### SHORT EXERCISE:
In the copy, keep every record exact and leave out all images.

### INPUT DATA:
:::::
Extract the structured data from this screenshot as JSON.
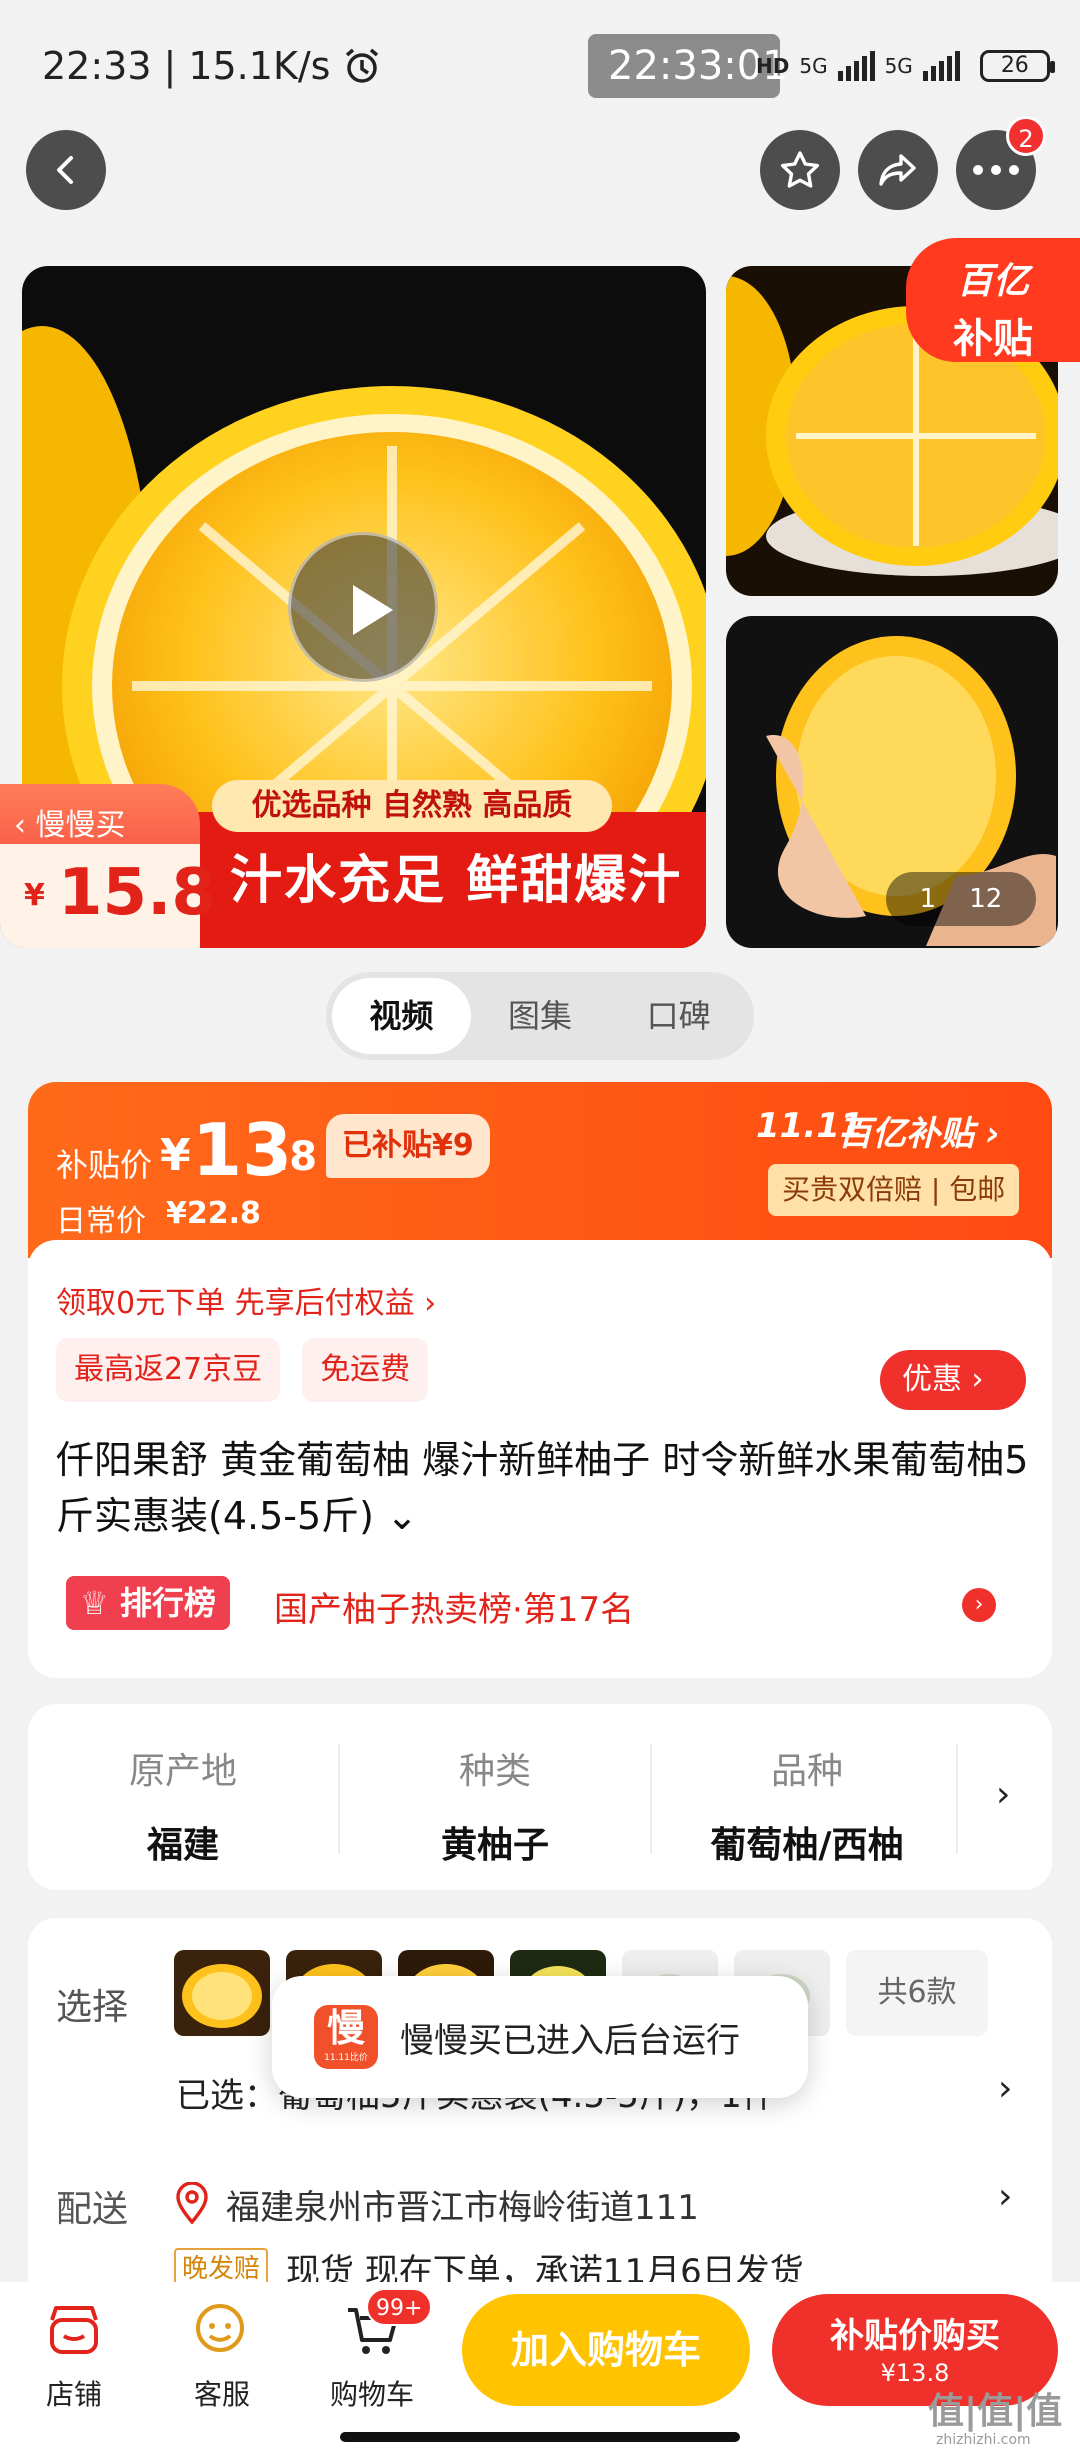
{
  "status_bar": {
    "time": "22:33",
    "net_speed": "15.1K/s",
    "center_time": "22:33:01",
    "hd_label": "HD",
    "net1": "5G",
    "net2": "5G",
    "battery": "26"
  },
  "nav": {
    "cart_badge_count": "2"
  },
  "gallery": {
    "promo_tag_line1": "百亿",
    "promo_tag_line2": "补贴",
    "slow_buy_label": "慢慢买",
    "slow_buy_price_symbol": "¥",
    "slow_buy_price": "15.8",
    "banner_small": "优选品种 自然熟 高品质",
    "banner_big": "汁水充足 鲜甜爆汁",
    "counter_current": "1",
    "counter_total": "12"
  },
  "media_tabs": [
    {
      "label": "视频"
    },
    {
      "label": "图集"
    },
    {
      "label": "口碑"
    }
  ],
  "price": {
    "subsidy_label": "补贴价",
    "currency": "¥",
    "subsidy_int": "13",
    "subsidy_dec": ".8",
    "subsidized_tag": "已补贴¥9",
    "daily_label": "日常价",
    "daily_price": "¥22.8",
    "event_label": "11.11",
    "event_brand": "百亿补贴",
    "guarantee": "买贵双倍赔 | 包邮"
  },
  "info": {
    "pay_later": "领取0元下单 先享后付权益 ›",
    "tag1": "最高返27京豆",
    "tag2": "免运费",
    "discount_btn": "优惠",
    "title": "仟阳果舒 黄金葡萄柚 爆汁新鲜柚子 时令新鲜水果葡萄柚5斤实惠装(4.5-5斤)",
    "rank_badge": "排行榜",
    "rank_text": "国产柚子热卖榜·第17名"
  },
  "specs": [
    {
      "key": "原产地",
      "value": "福建"
    },
    {
      "key": "种类",
      "value": "黄柚子"
    },
    {
      "key": "品种",
      "value": "葡萄柚/西柚"
    }
  ],
  "options": {
    "select_label": "选择",
    "total_count": "共6款",
    "selected_text": "已选：葡萄柚5斤实惠装(4.5-5斤)，1件",
    "delivery_label": "配送",
    "address": "福建泉州市晋江市梅岭街道111",
    "late_ship_tag": "晚发赔",
    "stock_text": "现货   现在下单，承诺11月6日发货"
  },
  "toast": {
    "icon_char": "慢",
    "icon_sub": "11.11比价",
    "message": "慢慢买已进入后台运行"
  },
  "bottom_bar": {
    "store": "店铺",
    "service": "客服",
    "cart": "购物车",
    "cart_badge": "99+",
    "add_to_cart": "加入购物车",
    "buy_now": "补贴价购买",
    "buy_price": "¥13.8",
    "watermark": "值|值|值",
    "watermark_url": "zhizhizhi.com"
  },
  "colors": {
    "accent_red": "#f0302a",
    "accent_orange": "#ff5a14",
    "yellow_button": "#ffc300"
  }
}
:::::
### SOLUTION TO THE PROBLEM:
Extract the structured data from this screenshot as JSON.
{
  "status_bar": {
    "time": "22:33",
    "net_speed": "15.1K/s",
    "center_time": "22:33:01",
    "hd_label": "HD",
    "net1": "5G",
    "net2": "5G",
    "battery": "26"
  },
  "nav": {
    "cart_badge_count": "2"
  },
  "gallery": {
    "promo_tag_line1": "百亿",
    "promo_tag_line2": "补贴",
    "slow_buy_label": "慢慢买",
    "slow_buy_price_symbol": "¥",
    "slow_buy_price": "15.8",
    "banner_small": "优选品种 自然熟 高品质",
    "banner_big": "汁水充足 鲜甜爆汁",
    "counter_current": "1",
    "counter_total": "12"
  },
  "media_tabs": [
    {
      "label": "视频"
    },
    {
      "label": "图集"
    },
    {
      "label": "口碑"
    }
  ],
  "price": {
    "subsidy_label": "补贴价",
    "currency": "¥",
    "subsidy_int": "13",
    "subsidy_dec": ".8",
    "subsidized_tag": "已补贴¥9",
    "daily_label": "日常价",
    "daily_price": "¥22.8",
    "event_label": "11.11",
    "event_brand": "百亿补贴",
    "guarantee": "买贵双倍赔 | 包邮"
  },
  "info": {
    "pay_later": "领取0元下单 先享后付权益 ›",
    "tag1": "最高返27京豆",
    "tag2": "免运费",
    "discount_btn": "优惠",
    "title": "仟阳果舒 黄金葡萄柚 爆汁新鲜柚子 时令新鲜水果葡萄柚5斤实惠装(4.5-5斤)",
    "rank_badge": "排行榜",
    "rank_text": "国产柚子热卖榜·第17名"
  },
  "specs": [
    {
      "key": "原产地",
      "value": "福建"
    },
    {
      "key": "种类",
      "value": "黄柚子"
    },
    {
      "key": "品种",
      "value": "葡萄柚/西柚"
    }
  ],
  "options": {
    "select_label": "选择",
    "total_count": "共6款",
    "selected_text": "已选：葡萄柚5斤实惠装(4.5-5斤)，1件",
    "delivery_label": "配送",
    "address": "福建泉州市晋江市梅岭街道111",
    "late_ship_tag": "晚发赔",
    "stock_text": "现货   现在下单，承诺11月6日发货"
  },
  "toast": {
    "icon_char": "慢",
    "icon_sub": "11.11比价",
    "message": "慢慢买已进入后台运行"
  },
  "bottom_bar": {
    "store": "店铺",
    "service": "客服",
    "cart": "购物车",
    "cart_badge": "99+",
    "add_to_cart": "加入购物车",
    "buy_now": "补贴价购买",
    "buy_price": "¥13.8",
    "watermark": "值|值|值",
    "watermark_url": "zhizhizhi.com"
  },
  "colors": {
    "accent_red": "#f0302a",
    "accent_orange": "#ff5a14",
    "yellow_button": "#ffc300"
  }
}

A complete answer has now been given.